You mentioned Isis couple of times. You’ll be having an Isis reunion next month to honor Caleb Scofield’s memory and raise money for his family. Reunions are supposed to be celebratory -- and maybe this will be, but in a different way. It seems like it’s bound to be an emotional evening.
It's tough. The toughest thing is that we've all lost a really, really good friend and I think coupled with that is knowing that his family lost him as well and on a much more profound level than we have. For me that has always been the critical factor in this thing, thinking about Caleb, thinking about memorializing his life and also doing something to help his family. So that's the main thing. That's why this is happening. That's why we're doing this. Caleb was very important to all the people in Isis and obviously the people in Old Man Gloom and Cave In even more so, but we all just wanted to be able to do something for him and for his family. In some way this feels like [it’s] not the best circumstances, but the best reason to get together to play music again in this particular formation.
Aside from the various obvious factor of why we're doing it, there's also our collective history which has its own set of complications and emotional ramifications. I don't really know – I mean, I've thought about it a lot of course -- but I don't really know what it's going to be like. I'm trying not to have expectations about it being one way or another because that's just a way of trying to control something that's ultimately way beyond my ability to control.

·····

▶ **Your assignment**
Name every band mentioned in the interview excerpt above.

·····

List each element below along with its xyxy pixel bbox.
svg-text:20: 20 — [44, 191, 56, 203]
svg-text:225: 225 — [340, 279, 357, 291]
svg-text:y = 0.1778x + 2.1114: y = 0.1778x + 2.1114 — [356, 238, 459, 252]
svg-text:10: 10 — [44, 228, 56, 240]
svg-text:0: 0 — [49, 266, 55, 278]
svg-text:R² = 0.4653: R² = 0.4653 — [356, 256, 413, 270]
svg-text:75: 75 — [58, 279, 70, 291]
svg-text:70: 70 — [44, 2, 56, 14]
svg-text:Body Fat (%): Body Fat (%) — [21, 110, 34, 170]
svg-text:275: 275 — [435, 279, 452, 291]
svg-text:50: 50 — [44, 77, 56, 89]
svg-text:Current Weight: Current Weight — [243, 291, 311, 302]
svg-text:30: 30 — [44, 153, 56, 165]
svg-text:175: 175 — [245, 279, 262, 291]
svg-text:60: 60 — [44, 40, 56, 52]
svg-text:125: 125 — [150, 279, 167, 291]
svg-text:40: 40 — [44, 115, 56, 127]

·····

▶ **Result of this exercise**
Isis, Old Man Gloom, Cave In